"""

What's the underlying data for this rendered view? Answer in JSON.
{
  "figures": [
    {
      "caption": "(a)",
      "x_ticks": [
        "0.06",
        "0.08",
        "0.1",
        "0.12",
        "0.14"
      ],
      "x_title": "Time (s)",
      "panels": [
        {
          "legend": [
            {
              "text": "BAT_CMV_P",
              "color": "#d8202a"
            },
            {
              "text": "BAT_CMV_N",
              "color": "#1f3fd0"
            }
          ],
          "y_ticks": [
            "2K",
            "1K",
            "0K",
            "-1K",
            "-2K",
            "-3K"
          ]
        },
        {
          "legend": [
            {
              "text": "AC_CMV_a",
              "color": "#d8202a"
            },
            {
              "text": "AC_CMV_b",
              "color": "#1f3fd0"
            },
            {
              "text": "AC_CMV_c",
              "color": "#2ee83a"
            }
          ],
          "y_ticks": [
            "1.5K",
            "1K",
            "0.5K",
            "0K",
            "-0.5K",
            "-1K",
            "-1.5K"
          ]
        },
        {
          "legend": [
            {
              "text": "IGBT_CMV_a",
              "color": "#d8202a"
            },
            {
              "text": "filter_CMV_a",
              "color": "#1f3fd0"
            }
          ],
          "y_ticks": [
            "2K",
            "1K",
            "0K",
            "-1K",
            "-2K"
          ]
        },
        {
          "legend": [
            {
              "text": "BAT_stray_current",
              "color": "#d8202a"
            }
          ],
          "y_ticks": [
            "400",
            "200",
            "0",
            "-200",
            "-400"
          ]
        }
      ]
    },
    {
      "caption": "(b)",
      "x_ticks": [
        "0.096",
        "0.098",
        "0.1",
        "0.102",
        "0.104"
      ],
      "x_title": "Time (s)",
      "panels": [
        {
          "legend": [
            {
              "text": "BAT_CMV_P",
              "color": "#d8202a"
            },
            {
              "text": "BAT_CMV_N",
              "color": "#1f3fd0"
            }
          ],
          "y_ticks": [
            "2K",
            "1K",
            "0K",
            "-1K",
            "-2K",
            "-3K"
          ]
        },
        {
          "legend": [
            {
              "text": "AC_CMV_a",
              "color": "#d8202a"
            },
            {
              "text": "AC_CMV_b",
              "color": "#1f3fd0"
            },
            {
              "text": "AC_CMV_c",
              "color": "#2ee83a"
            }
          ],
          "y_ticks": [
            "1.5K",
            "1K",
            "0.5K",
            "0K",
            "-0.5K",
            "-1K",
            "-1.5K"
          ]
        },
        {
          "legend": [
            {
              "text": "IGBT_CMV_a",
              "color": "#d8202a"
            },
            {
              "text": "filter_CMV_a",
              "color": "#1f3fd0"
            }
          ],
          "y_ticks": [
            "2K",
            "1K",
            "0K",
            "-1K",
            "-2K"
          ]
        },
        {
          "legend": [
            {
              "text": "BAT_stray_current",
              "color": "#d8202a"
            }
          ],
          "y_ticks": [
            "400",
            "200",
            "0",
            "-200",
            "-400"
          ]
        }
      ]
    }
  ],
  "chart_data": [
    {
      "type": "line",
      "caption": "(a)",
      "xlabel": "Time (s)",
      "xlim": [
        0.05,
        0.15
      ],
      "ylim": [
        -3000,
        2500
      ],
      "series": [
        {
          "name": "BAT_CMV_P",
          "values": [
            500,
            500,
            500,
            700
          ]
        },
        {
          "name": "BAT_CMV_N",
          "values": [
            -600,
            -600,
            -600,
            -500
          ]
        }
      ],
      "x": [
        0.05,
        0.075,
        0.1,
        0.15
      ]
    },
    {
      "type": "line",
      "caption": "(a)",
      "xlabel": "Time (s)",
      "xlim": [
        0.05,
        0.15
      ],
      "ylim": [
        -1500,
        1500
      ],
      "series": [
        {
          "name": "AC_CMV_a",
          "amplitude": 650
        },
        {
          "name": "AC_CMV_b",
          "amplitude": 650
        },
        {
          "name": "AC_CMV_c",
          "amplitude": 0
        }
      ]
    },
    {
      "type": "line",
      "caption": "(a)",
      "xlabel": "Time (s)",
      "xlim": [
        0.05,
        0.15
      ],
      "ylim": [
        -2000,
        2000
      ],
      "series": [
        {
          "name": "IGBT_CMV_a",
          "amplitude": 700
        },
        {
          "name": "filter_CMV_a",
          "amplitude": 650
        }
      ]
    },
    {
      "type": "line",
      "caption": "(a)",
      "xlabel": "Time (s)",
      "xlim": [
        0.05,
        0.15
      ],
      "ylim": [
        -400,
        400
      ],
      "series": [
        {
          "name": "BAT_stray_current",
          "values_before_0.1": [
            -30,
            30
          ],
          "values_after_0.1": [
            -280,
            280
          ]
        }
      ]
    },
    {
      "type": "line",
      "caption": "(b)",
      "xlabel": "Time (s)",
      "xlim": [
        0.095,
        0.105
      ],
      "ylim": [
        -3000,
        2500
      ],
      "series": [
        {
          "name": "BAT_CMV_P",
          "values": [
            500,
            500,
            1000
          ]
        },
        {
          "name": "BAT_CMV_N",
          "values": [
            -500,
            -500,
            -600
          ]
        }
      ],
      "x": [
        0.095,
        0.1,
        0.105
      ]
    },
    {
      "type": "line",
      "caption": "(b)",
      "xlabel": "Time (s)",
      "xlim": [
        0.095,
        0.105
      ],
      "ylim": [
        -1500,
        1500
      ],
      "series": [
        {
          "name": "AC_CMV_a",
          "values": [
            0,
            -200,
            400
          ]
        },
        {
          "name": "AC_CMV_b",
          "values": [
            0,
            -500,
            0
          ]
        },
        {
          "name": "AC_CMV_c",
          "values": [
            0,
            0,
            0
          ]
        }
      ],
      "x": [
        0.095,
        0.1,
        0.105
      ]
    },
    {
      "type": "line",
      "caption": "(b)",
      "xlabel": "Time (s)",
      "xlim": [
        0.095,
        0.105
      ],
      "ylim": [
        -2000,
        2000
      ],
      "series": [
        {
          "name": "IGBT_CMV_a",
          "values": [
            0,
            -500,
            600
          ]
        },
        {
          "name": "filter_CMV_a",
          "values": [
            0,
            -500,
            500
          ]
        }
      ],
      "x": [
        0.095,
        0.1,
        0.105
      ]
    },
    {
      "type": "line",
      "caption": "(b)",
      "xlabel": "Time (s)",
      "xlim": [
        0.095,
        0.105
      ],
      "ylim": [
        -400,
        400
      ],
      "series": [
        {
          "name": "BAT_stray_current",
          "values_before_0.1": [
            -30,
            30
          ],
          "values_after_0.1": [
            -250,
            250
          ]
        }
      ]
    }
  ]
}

"""

● What is required
Quote the whole listing above, leaving nothing out.

● Answer
What's the underlying data for this rendered view? Answer in JSON.
{
  "figures": [
    {
      "caption": "(a)",
      "x_ticks": [
        "0.06",
        "0.08",
        "0.1",
        "0.12",
        "0.14"
      ],
      "x_title": "Time (s)",
      "panels": [
        {
          "legend": [
            {
              "text": "BAT_CMV_P",
              "color": "#d8202a"
            },
            {
              "text": "BAT_CMV_N",
              "color": "#1f3fd0"
            }
          ],
          "y_ticks": [
            "2K",
            "1K",
            "0K",
            "-1K",
            "-2K",
            "-3K"
          ]
        },
        {
          "legend": [
            {
              "text": "AC_CMV_a",
              "color": "#d8202a"
            },
            {
              "text": "AC_CMV_b",
              "color": "#1f3fd0"
            },
            {
              "text": "AC_CMV_c",
              "color": "#2ee83a"
            }
          ],
          "y_ticks": [
            "1.5K",
            "1K",
            "0.5K",
            "0K",
            "-0.5K",
            "-1K",
            "-1.5K"
          ]
        },
        {
          "legend": [
            {
              "text": "IGBT_CMV_a",
              "color": "#d8202a"
            },
            {
              "text": "filter_CMV_a",
              "color": "#1f3fd0"
            }
          ],
          "y_ticks": [
            "2K",
            "1K",
            "0K",
            "-1K",
            "-2K"
          ]
        },
        {
          "legend": [
            {
              "text": "BAT_stray_current",
              "color": "#d8202a"
            }
          ],
          "y_ticks": [
            "400",
            "200",
            "0",
            "-200",
            "-400"
          ]
        }
      ]
    },
    {
      "caption": "(b)",
      "x_ticks": [
        "0.096",
        "0.098",
        "0.1",
        "0.102",
        "0.104"
      ],
      "x_title": "Time (s)",
      "panels": [
        {
          "legend": [
            {
              "text": "BAT_CMV_P",
              "color": "#d8202a"
            },
            {
              "text": "BAT_CMV_N",
              "color": "#1f3fd0"
            }
          ],
          "y_ticks": [
            "2K",
            "1K",
            "0K",
            "-1K",
            "-2K",
            "-3K"
          ]
        },
        {
          "legend": [
            {
              "text": "AC_CMV_a",
              "color": "#d8202a"
            },
            {
              "text": "AC_CMV_b",
              "color": "#1f3fd0"
            },
            {
              "text": "AC_CMV_c",
              "color": "#2ee83a"
            }
          ],
          "y_ticks": [
            "1.5K",
            "1K",
            "0.5K",
            "0K",
            "-0.5K",
            "-1K",
            "-1.5K"
          ]
        },
        {
          "legend": [
            {
              "text": "IGBT_CMV_a",
              "color": "#d8202a"
            },
            {
              "text": "filter_CMV_a",
              "color": "#1f3fd0"
            }
          ],
          "y_ticks": [
            "2K",
            "1K",
            "0K",
            "-1K",
            "-2K"
          ]
        },
        {
          "legend": [
            {
              "text": "BAT_stray_current",
              "color": "#d8202a"
            }
          ],
          "y_ticks": [
            "400",
            "200",
            "0",
            "-200",
            "-400"
          ]
        }
      ]
    }
  ],
  "chart_data": [
    {
      "type": "line",
      "caption": "(a)",
      "xlabel": "Time (s)",
      "xlim": [
        0.05,
        0.15
      ],
      "ylim": [
        -3000,
        2500
      ],
      "series": [
        {
          "name": "BAT_CMV_P",
          "values": [
            500,
            500,
            500,
            700
          ]
        },
        {
          "name": "BAT_CMV_N",
          "values": [
            -600,
            -600,
            -600,
            -500
          ]
        }
      ],
      "x": [
        0.05,
        0.075,
        0.1,
        0.15
      ]
    },
    {
      "type": "line",
      "caption": "(a)",
      "xlabel": "Time (s)",
      "xlim": [
        0.05,
        0.15
      ],
      "ylim": [
        -1500,
        1500
      ],
      "series": [
        {
          "name": "AC_CMV_a",
          "amplitude": 650
        },
        {
          "name": "AC_CMV_b",
          "amplitude": 650
        },
        {
          "name": "AC_CMV_c",
          "amplitude": 0
        }
      ]
    },
    {
      "type": "line",
      "caption": "(a)",
      "xlabel": "Time (s)",
      "xlim": [
        0.05,
        0.15
      ],
      "ylim": [
        -2000,
        2000
      ],
      "series": [
        {
          "name": "IGBT_CMV_a",
          "amplitude": 700
        },
        {
          "name": "filter_CMV_a",
          "amplitude": 650
        }
      ]
    },
    {
      "type": "line",
      "caption": "(a)",
      "xlabel": "Time (s)",
      "xlim": [
        0.05,
        0.15
      ],
      "ylim": [
        -400,
        400
      ],
      "series": [
        {
          "name": "BAT_stray_current",
          "values_before_0.1": [
            -30,
            30
          ],
          "values_after_0.1": [
            -280,
            280
          ]
        }
      ]
    },
    {
      "type": "line",
      "caption": "(b)",
      "xlabel": "Time (s)",
      "xlim": [
        0.095,
        0.105
      ],
      "ylim": [
        -3000,
        2500
      ],
      "series": [
        {
          "name": "BAT_CMV_P",
          "values": [
            500,
            500,
            1000
          ]
        },
        {
          "name": "BAT_CMV_N",
          "values": [
            -500,
            -500,
            -600
          ]
        }
      ],
      "x": [
        0.095,
        0.1,
        0.105
      ]
    },
    {
      "type": "line",
      "caption": "(b)",
      "xlabel": "Time (s)",
      "xlim": [
        0.095,
        0.105
      ],
      "ylim": [
        -1500,
        1500
      ],
      "series": [
        {
          "name": "AC_CMV_a",
          "values": [
            0,
            -200,
            400
          ]
        },
        {
          "name": "AC_CMV_b",
          "values": [
            0,
            -500,
            0
          ]
        },
        {
          "name": "AC_CMV_c",
          "values": [
            0,
            0,
            0
          ]
        }
      ],
      "x": [
        0.095,
        0.1,
        0.105
      ]
    },
    {
      "type": "line",
      "caption": "(b)",
      "xlabel": "Time (s)",
      "xlim": [
        0.095,
        0.105
      ],
      "ylim": [
        -2000,
        2000
      ],
      "series": [
        {
          "name": "IGBT_CMV_a",
          "values": [
            0,
            -500,
            600
          ]
        },
        {
          "name": "filter_CMV_a",
          "values": [
            0,
            -500,
            500
          ]
        }
      ],
      "x": [
        0.095,
        0.1,
        0.105
      ]
    },
    {
      "type": "line",
      "caption": "(b)",
      "xlabel": "Time (s)",
      "xlim": [
        0.095,
        0.105
      ],
      "ylim": [
        -400,
        400
      ],
      "series": [
        {
          "name": "BAT_stray_current",
          "values_before_0.1": [
            -30,
            30
          ],
          "values_after_0.1": [
            -250,
            250
          ]
        }
      ]
    }
  ]
}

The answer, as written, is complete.